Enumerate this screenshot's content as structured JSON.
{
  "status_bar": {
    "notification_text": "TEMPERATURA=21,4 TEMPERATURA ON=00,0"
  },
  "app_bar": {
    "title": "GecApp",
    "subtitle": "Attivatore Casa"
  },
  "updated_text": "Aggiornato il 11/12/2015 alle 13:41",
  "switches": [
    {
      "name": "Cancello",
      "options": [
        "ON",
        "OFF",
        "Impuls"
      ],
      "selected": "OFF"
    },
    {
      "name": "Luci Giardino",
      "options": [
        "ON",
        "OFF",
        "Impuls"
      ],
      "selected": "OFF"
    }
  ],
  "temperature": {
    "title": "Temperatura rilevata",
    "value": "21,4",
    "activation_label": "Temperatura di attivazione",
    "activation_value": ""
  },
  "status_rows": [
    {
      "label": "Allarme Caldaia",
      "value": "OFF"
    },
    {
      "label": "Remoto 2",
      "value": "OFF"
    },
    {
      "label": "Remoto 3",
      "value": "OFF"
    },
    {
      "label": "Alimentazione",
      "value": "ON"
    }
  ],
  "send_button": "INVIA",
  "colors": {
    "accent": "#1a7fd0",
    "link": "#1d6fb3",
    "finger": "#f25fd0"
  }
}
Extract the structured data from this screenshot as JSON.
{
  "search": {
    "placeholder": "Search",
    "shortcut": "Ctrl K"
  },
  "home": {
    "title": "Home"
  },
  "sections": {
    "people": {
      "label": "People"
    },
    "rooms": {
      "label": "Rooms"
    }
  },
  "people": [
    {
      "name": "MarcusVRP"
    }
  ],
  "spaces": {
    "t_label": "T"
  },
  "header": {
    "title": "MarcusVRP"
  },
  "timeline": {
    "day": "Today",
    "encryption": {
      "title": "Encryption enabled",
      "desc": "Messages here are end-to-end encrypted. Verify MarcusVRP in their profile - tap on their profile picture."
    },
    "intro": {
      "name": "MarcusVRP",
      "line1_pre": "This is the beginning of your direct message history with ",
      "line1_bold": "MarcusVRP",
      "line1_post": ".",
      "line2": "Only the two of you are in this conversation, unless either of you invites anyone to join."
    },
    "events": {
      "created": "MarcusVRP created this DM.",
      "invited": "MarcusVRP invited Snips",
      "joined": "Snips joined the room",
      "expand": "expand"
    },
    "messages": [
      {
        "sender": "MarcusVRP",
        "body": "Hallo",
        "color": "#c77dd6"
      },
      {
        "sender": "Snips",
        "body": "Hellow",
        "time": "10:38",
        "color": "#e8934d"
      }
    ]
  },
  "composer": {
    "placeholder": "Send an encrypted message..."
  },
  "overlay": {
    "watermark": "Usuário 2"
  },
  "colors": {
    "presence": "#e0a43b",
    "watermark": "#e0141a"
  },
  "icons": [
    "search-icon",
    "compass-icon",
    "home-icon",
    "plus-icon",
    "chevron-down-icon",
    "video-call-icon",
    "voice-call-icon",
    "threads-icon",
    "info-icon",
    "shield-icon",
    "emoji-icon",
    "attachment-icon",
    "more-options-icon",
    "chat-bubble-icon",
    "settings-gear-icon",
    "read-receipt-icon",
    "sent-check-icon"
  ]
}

==*==

Each entry above needs to be retyped exactly.

Enumerate this screenshot's content as structured JSON.
{
  "status_bar": {
    "notification_text": "TEMPERATURA=21,4 TEMPERATURA ON=00,0"
  },
  "app_bar": {
    "title": "GecApp",
    "subtitle": "Attivatore Casa"
  },
  "updated_text": "Aggiornato il 11/12/2015 alle 13:41",
  "switches": [
    {
      "name": "Cancello",
      "options": [
        "ON",
        "OFF",
        "Impuls"
      ],
      "selected": "OFF"
    },
    {
      "name": "Luci Giardino",
      "options": [
        "ON",
        "OFF",
        "Impuls"
      ],
      "selected": "OFF"
    }
  ],
  "temperature": {
    "title": "Temperatura rilevata",
    "value": "21,4",
    "activation_label": "Temperatura di attivazione",
    "activation_value": ""
  },
  "status_rows": [
    {
      "label": "Allarme Caldaia",
      "value": "OFF"
    },
    {
      "label": "Remoto 2",
      "value": "OFF"
    },
    {
      "label": "Remoto 3",
      "value": "OFF"
    },
    {
      "label": "Alimentazione",
      "value": "ON"
    }
  ],
  "send_button": "INVIA",
  "colors": {
    "accent": "#1a7fd0",
    "link": "#1d6fb3",
    "finger": "#f25fd0"
  }
}
Extract the structured data from this screenshot as JSON.
{
  "search": {
    "placeholder": "Search",
    "shortcut": "Ctrl K"
  },
  "home": {
    "title": "Home"
  },
  "sections": {
    "people": {
      "label": "People"
    },
    "rooms": {
      "label": "Rooms"
    }
  },
  "people": [
    {
      "name": "MarcusVRP"
    }
  ],
  "spaces": {
    "t_label": "T"
  },
  "header": {
    "title": "MarcusVRP"
  },
  "timeline": {
    "day": "Today",
    "encryption": {
      "title": "Encryption enabled",
      "desc": "Messages here are end-to-end encrypted. Verify MarcusVRP in their profile - tap on their profile picture."
    },
    "intro": {
      "name": "MarcusVRP",
      "line1_pre": "This is the beginning of your direct message history with ",
      "line1_bold": "MarcusVRP",
      "line1_post": ".",
      "line2": "Only the two of you are in this conversation, unless either of you invites anyone to join."
    },
    "events": {
      "created": "MarcusVRP created this DM.",
      "invited": "MarcusVRP invited Snips",
      "joined": "Snips joined the room",
      "expand": "expand"
    },
    "messages": [
      {
        "sender": "MarcusVRP",
        "body": "Hallo",
        "color": "#c77dd6"
      },
      {
        "sender": "Snips",
        "body": "Hellow",
        "time": "10:38",
        "color": "#e8934d"
      }
    ]
  },
  "composer": {
    "placeholder": "Send an encrypted message..."
  },
  "overlay": {
    "watermark": "Usuário 2"
  },
  "colors": {
    "presence": "#e0a43b",
    "watermark": "#e0141a"
  },
  "icons": [
    "search-icon",
    "compass-icon",
    "home-icon",
    "plus-icon",
    "chevron-down-icon",
    "video-call-icon",
    "voice-call-icon",
    "threads-icon",
    "info-icon",
    "shield-icon",
    "emoji-icon",
    "attachment-icon",
    "more-options-icon",
    "chat-bubble-icon",
    "settings-gear-icon",
    "read-receipt-icon",
    "sent-check-icon"
  ]
}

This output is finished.